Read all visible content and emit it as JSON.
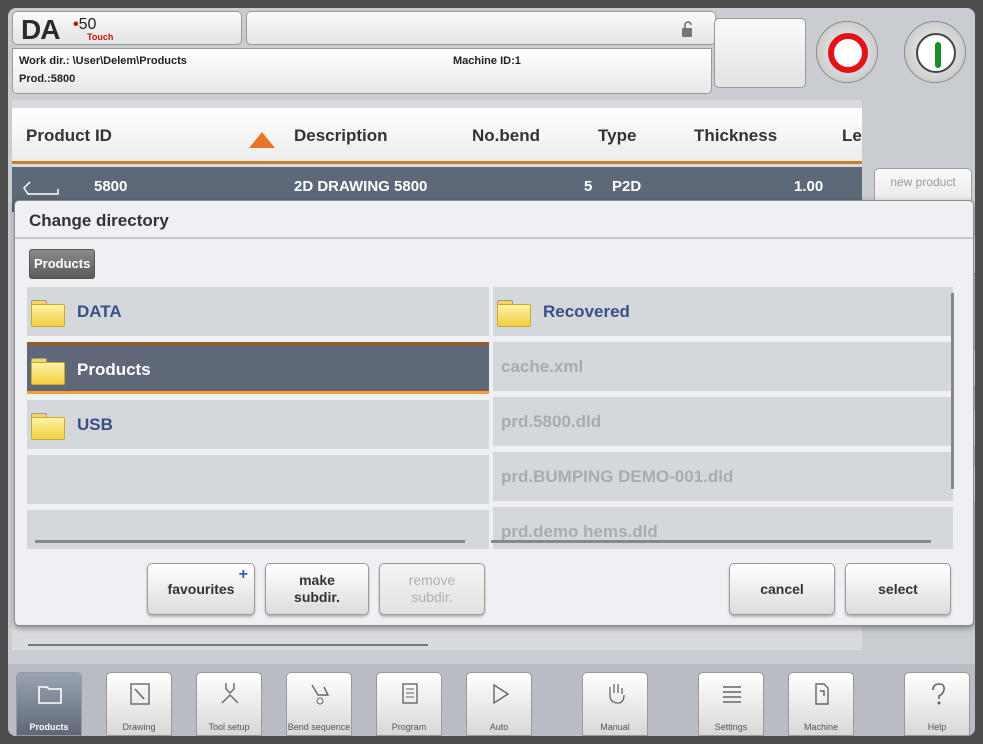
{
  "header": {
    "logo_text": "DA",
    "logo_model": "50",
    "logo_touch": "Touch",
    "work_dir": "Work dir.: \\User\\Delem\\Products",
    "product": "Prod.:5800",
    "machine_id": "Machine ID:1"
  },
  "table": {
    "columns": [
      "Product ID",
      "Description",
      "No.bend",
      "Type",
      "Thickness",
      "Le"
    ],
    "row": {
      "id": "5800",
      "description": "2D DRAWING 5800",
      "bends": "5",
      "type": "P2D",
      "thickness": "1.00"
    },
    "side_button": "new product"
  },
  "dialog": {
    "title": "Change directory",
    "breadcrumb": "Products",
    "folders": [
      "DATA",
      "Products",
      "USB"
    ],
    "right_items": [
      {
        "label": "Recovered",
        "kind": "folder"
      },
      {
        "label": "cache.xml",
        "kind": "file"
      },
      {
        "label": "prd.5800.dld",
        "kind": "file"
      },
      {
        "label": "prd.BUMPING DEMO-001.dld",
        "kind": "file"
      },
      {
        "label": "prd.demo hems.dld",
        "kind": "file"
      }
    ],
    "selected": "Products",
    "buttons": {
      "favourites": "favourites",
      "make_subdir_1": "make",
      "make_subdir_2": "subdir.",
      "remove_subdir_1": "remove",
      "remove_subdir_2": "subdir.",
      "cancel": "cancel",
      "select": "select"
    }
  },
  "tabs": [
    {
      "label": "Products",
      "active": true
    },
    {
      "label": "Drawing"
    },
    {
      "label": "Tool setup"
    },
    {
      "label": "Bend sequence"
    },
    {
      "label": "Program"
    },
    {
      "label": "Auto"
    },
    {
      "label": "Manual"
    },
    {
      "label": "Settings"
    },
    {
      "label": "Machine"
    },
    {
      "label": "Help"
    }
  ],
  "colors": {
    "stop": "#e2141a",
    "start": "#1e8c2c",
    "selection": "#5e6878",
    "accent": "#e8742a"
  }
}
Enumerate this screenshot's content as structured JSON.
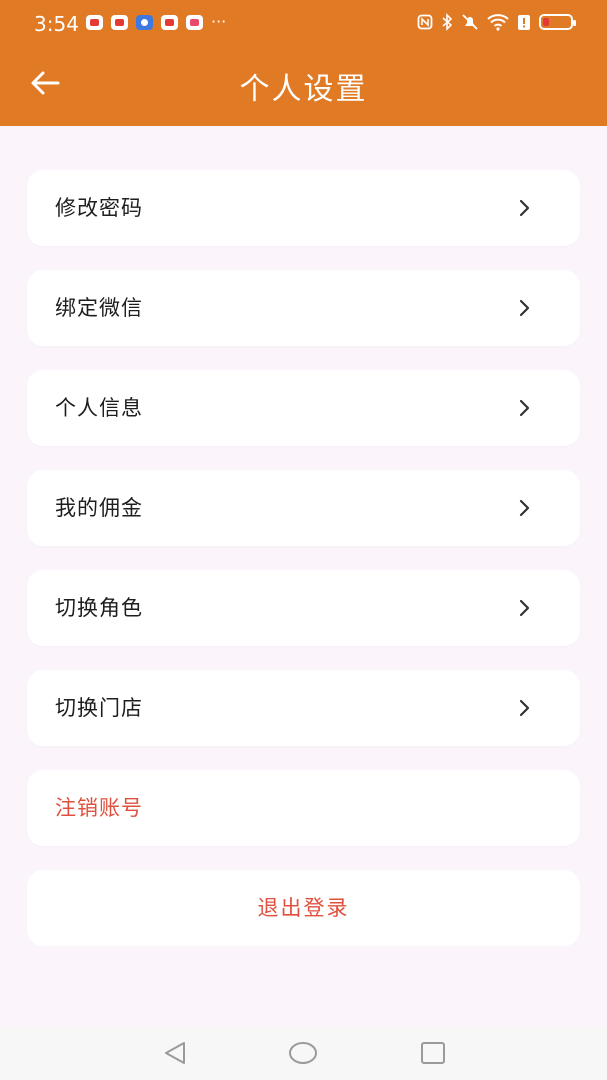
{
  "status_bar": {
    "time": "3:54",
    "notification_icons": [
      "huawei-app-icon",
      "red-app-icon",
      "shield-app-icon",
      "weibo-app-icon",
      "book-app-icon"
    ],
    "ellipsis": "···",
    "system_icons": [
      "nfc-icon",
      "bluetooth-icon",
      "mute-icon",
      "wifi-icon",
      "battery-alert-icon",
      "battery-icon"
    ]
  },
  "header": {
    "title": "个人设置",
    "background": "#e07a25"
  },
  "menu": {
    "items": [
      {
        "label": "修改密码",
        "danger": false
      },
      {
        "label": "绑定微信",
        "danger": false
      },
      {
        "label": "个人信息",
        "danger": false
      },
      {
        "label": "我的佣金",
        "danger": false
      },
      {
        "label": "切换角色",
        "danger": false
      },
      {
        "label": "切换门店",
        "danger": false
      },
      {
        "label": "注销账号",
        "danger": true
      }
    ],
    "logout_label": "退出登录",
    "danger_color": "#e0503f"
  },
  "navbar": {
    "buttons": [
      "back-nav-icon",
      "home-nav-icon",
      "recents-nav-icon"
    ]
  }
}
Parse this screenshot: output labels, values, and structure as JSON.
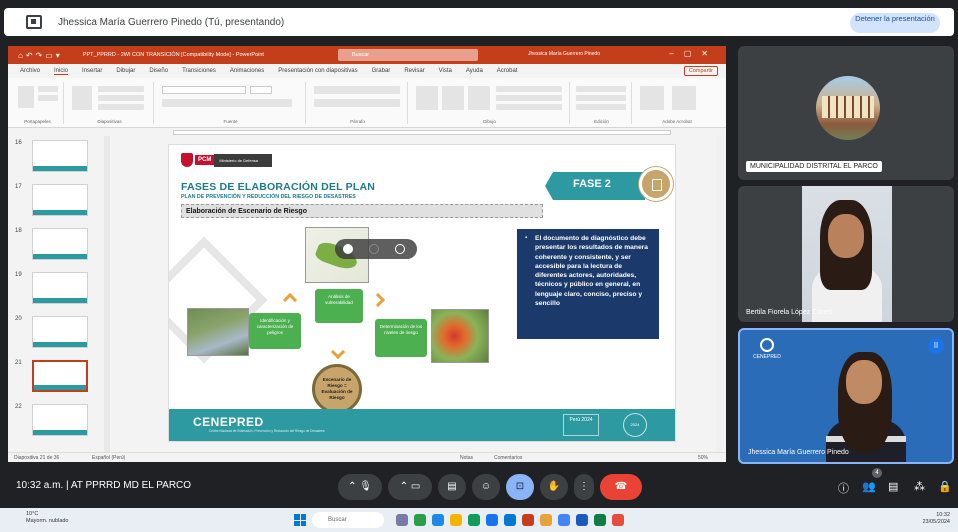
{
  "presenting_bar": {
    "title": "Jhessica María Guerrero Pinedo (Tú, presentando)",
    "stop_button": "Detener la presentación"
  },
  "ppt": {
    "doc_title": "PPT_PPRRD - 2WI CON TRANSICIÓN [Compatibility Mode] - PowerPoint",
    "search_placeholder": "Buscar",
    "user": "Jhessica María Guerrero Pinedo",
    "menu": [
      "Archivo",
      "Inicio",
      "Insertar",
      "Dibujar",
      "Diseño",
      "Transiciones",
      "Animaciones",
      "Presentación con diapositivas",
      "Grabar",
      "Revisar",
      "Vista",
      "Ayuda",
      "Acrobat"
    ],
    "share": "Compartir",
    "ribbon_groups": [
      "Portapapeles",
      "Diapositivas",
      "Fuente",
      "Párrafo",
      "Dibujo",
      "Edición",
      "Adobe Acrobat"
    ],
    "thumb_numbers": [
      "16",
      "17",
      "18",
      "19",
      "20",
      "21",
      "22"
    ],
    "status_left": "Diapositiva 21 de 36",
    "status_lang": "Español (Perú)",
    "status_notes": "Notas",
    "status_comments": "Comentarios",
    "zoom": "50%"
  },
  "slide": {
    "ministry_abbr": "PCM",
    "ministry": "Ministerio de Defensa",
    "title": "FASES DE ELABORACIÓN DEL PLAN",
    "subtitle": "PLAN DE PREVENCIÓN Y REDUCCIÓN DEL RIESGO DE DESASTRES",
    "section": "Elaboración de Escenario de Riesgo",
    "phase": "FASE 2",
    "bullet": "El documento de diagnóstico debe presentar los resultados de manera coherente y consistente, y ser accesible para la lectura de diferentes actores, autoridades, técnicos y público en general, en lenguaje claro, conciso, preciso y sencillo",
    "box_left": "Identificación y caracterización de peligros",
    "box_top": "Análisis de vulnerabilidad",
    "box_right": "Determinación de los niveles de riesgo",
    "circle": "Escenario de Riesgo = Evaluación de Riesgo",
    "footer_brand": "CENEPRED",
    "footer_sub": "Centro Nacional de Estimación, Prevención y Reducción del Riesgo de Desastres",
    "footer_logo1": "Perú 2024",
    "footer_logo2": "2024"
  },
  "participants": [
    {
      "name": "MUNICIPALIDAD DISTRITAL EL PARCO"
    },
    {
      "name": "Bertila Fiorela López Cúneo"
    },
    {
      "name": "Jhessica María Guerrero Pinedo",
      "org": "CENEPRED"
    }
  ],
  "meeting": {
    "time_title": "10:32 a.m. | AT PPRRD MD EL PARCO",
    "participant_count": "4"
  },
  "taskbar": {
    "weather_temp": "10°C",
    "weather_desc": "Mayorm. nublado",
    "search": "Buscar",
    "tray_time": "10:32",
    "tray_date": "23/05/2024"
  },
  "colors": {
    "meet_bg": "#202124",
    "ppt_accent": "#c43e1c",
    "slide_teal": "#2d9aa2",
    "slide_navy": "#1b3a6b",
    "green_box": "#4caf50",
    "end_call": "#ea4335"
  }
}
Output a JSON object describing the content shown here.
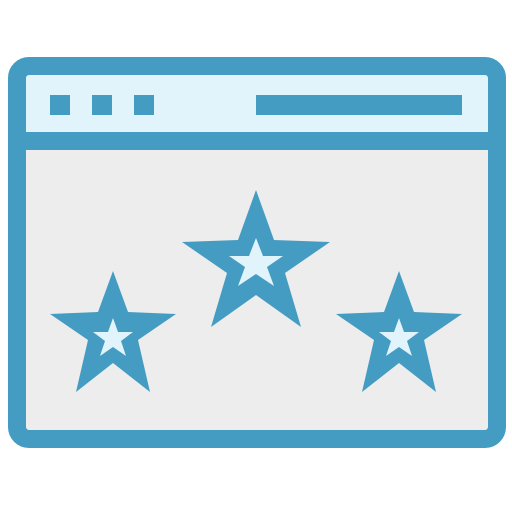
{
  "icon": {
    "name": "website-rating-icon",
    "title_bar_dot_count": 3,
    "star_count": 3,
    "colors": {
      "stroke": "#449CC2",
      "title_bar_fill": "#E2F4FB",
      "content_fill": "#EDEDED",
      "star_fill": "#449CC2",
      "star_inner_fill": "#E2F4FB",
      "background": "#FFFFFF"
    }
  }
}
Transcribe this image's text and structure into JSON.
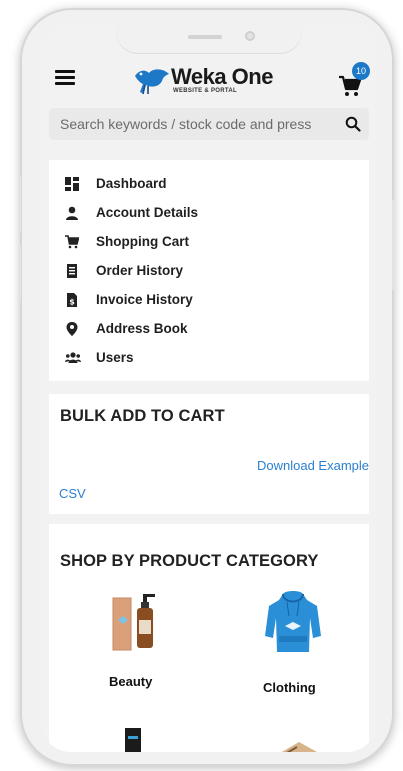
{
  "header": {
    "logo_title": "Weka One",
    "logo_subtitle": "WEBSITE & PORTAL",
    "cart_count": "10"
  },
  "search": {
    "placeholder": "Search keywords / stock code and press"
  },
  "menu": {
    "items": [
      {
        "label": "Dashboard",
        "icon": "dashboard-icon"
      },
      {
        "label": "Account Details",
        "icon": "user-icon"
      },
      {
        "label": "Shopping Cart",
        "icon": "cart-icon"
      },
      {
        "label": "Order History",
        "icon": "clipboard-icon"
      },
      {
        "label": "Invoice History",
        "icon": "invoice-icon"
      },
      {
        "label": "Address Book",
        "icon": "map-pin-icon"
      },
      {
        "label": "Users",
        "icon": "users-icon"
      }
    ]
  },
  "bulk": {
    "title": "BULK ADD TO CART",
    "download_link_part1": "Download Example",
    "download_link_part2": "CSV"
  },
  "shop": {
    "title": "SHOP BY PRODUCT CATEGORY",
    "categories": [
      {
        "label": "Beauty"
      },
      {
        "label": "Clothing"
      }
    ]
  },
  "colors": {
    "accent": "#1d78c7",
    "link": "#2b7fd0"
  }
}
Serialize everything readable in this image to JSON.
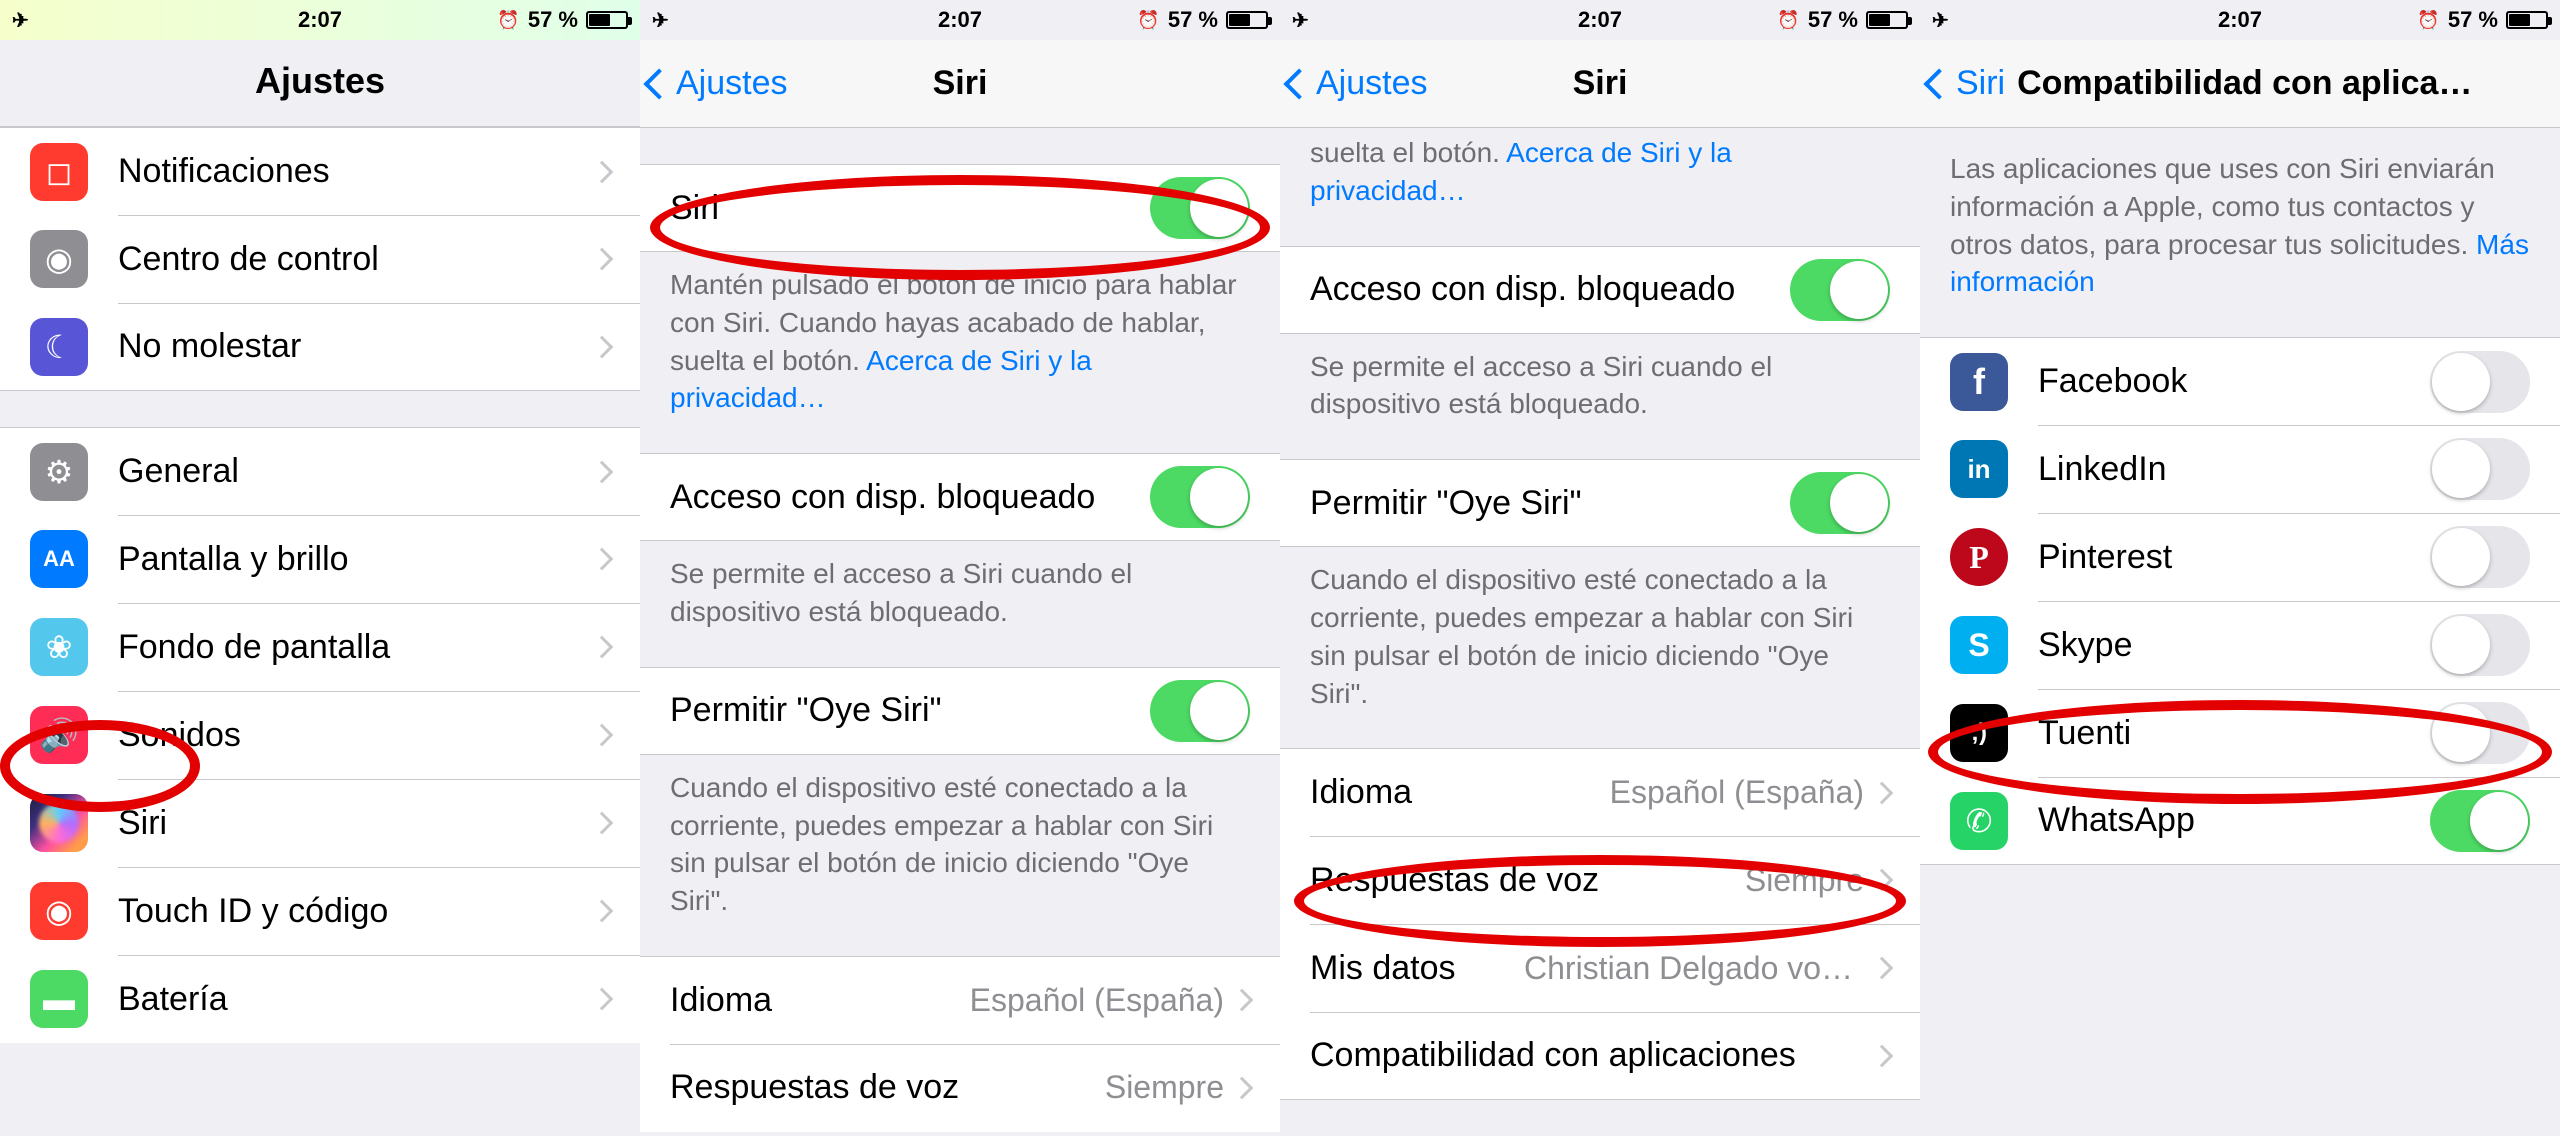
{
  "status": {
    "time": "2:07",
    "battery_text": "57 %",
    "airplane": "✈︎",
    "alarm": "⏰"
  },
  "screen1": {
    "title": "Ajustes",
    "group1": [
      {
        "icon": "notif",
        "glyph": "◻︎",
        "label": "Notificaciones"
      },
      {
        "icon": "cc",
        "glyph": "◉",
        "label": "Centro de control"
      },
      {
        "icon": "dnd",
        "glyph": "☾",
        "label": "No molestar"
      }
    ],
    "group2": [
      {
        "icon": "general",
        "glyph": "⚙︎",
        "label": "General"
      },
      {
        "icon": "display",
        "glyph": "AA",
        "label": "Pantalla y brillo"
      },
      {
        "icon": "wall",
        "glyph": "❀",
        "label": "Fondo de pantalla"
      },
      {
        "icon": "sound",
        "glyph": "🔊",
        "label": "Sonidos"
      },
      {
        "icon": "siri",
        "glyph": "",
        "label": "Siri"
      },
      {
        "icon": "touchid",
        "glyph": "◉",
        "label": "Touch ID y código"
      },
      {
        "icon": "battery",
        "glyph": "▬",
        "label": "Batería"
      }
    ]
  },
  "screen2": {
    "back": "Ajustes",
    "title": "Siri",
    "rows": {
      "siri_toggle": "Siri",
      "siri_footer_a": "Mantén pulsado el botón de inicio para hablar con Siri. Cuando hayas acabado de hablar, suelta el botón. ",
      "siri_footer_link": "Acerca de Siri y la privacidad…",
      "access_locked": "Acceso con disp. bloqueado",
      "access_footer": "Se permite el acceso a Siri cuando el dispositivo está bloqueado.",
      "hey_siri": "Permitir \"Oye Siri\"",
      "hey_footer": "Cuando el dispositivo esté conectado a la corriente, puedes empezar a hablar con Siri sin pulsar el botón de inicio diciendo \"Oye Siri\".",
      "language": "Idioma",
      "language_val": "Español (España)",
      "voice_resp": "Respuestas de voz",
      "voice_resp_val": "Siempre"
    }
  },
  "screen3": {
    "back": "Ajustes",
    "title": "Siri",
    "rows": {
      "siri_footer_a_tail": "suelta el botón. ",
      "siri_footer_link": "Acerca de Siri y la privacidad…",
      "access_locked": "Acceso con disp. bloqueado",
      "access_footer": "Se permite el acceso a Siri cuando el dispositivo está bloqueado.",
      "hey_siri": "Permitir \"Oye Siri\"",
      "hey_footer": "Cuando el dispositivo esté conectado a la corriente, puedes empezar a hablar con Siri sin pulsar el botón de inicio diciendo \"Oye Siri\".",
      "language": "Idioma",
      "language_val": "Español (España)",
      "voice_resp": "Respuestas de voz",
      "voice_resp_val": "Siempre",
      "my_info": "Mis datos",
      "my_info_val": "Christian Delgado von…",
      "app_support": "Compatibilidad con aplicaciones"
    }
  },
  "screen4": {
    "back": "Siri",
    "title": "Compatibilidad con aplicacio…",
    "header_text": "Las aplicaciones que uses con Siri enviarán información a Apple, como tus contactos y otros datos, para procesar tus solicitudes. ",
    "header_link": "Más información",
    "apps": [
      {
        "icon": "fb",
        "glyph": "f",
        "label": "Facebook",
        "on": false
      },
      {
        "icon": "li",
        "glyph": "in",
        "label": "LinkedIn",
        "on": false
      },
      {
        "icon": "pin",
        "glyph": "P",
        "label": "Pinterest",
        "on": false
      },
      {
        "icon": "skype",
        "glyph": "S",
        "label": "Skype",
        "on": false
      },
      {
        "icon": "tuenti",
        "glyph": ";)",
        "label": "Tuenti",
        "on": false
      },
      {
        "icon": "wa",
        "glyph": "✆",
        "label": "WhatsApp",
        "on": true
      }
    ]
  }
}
------------
▸ **What you should do**: List the lines that contain the word "botón".

▸ **Solution to this task**:
      "siri_footer_a": "Mantén pulsado el botón de inicio para hablar con Siri. Cuando hayas acabado de hablar, suelta el botón. ",
      "hey_footer": "Cuando el dispositivo esté conectado a la corriente, puedes empezar a hablar con Siri sin pulsar el botón de inicio diciendo \"Oye Siri\".",
      "siri_footer_a_tail": "suelta el botón. ",
      "hey_footer": "Cuando el dispositivo esté conectado a la corriente, puedes empezar a hablar con Siri sin pulsar el botón de inicio diciendo \"Oye Siri\".",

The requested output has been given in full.